__Problem__
From the material below, list every line containing "中白优质颗粒".

__Provided entries__
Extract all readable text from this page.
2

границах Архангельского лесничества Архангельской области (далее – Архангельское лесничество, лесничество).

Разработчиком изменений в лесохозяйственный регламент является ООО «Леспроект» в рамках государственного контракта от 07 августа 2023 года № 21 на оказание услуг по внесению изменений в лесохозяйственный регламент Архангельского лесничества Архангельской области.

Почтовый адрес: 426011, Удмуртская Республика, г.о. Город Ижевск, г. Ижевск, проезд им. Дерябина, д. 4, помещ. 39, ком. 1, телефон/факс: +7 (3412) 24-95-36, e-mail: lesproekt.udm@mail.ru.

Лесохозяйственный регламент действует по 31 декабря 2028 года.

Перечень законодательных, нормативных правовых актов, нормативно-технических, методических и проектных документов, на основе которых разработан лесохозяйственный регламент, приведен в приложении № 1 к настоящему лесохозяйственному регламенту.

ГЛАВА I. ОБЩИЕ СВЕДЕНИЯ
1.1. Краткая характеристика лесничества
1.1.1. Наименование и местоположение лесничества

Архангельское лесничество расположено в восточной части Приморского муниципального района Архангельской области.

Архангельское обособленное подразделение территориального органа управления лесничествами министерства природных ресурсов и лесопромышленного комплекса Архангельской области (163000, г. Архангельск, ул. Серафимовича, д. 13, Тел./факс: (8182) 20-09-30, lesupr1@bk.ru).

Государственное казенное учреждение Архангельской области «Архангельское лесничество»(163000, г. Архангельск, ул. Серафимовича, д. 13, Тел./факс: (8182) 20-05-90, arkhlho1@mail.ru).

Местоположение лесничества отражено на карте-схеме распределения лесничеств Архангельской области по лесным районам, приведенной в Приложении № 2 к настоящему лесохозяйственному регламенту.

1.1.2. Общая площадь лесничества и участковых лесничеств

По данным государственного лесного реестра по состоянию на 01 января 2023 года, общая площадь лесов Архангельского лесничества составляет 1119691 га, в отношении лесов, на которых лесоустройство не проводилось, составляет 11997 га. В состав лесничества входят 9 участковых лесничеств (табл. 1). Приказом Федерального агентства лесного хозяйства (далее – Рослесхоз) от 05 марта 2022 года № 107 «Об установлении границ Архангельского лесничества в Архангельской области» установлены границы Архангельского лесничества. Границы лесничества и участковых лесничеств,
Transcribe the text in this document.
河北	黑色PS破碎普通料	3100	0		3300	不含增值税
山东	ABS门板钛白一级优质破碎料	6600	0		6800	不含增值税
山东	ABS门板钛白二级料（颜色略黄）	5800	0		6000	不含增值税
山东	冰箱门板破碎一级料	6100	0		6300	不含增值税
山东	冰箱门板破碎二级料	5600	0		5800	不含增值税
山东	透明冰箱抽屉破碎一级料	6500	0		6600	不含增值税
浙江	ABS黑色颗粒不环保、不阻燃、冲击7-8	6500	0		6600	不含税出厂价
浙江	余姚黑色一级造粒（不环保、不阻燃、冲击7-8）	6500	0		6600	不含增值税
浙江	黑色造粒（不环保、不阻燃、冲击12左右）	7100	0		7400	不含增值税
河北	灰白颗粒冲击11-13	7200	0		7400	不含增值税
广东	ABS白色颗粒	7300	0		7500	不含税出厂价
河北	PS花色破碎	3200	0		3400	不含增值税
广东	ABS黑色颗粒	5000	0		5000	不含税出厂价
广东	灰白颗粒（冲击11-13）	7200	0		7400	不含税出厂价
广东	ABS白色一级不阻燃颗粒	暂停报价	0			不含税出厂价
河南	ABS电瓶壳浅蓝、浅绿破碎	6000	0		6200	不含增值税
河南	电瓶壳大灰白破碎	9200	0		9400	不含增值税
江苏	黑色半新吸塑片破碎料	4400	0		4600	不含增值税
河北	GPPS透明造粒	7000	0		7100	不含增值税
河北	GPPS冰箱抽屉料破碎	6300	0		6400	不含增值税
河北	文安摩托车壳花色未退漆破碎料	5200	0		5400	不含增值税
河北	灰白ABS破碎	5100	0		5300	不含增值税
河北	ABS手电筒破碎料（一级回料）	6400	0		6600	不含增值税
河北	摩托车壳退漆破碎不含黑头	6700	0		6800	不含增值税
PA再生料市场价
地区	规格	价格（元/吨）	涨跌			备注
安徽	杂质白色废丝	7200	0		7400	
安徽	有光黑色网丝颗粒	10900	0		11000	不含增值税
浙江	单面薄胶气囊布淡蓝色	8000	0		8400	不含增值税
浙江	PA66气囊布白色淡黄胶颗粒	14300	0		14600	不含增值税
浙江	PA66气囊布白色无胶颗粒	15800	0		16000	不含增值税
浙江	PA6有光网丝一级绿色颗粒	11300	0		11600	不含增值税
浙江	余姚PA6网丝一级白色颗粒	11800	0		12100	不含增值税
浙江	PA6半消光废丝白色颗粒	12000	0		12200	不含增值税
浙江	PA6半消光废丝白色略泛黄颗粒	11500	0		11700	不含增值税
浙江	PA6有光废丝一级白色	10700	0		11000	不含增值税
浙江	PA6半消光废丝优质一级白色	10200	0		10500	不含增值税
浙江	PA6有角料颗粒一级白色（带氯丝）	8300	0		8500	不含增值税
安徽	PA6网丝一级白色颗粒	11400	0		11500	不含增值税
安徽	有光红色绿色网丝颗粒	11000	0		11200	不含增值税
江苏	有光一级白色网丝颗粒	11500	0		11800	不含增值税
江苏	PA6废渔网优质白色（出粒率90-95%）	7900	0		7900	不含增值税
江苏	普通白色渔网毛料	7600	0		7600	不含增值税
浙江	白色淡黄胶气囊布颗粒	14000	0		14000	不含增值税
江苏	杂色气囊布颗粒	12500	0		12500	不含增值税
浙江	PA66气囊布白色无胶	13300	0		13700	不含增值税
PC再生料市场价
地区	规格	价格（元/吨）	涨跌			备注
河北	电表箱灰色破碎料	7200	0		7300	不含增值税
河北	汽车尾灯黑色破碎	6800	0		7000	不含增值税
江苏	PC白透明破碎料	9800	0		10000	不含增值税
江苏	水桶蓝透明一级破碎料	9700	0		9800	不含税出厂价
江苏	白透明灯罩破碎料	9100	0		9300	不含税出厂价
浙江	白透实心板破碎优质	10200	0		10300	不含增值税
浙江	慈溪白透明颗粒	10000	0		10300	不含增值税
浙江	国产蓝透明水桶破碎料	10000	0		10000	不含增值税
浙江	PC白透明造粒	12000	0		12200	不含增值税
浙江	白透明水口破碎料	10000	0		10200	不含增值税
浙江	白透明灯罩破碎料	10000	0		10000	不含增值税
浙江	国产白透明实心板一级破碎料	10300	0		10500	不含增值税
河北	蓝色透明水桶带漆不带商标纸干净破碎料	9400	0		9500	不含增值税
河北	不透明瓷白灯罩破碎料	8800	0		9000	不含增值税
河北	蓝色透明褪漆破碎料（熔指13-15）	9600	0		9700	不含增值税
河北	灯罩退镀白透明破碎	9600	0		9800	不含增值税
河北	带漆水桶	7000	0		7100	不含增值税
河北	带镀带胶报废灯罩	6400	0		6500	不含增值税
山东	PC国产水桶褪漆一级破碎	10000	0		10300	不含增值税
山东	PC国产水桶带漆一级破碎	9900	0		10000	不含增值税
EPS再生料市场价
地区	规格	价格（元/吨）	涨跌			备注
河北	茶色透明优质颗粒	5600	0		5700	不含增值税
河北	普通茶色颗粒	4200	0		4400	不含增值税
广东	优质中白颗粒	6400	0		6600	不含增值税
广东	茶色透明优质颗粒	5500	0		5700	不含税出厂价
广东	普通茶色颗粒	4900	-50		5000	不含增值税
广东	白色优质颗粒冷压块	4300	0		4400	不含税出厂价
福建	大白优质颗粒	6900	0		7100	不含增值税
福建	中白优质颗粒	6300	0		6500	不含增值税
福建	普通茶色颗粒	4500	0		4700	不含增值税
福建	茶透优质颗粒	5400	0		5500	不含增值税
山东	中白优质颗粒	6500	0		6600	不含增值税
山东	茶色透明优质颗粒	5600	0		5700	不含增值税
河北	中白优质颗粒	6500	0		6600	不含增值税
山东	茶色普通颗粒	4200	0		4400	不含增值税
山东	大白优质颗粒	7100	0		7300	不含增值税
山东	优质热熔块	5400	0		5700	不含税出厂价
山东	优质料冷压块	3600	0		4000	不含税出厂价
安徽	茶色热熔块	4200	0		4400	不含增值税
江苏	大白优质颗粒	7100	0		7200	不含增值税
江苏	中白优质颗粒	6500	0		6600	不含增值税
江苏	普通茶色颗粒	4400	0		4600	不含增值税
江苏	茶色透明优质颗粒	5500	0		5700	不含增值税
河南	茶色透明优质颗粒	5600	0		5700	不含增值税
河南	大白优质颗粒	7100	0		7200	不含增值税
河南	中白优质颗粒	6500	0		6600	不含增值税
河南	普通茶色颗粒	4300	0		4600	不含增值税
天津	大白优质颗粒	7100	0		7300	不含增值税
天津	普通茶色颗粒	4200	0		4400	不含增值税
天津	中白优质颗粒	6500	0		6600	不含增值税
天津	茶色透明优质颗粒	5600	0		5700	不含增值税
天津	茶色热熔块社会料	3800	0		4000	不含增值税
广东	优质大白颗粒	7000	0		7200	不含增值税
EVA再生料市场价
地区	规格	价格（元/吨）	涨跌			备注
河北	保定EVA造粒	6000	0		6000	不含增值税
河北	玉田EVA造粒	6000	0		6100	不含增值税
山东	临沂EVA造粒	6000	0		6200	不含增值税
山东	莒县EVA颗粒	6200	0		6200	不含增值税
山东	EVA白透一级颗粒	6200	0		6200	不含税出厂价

__Complete output__
福建	中白优质颗粒	6300	0		6500	不含增值税
山东	中白优质颗粒	6500	0		6600	不含增值税
河北	中白优质颗粒	6500	0		6600	不含增值税
江苏	中白优质颗粒	6500	0		6600	不含增值税
河南	中白优质颗粒	6500	0		6600	不含增值税
天津	中白优质颗粒	6500	0		6600	不含增值税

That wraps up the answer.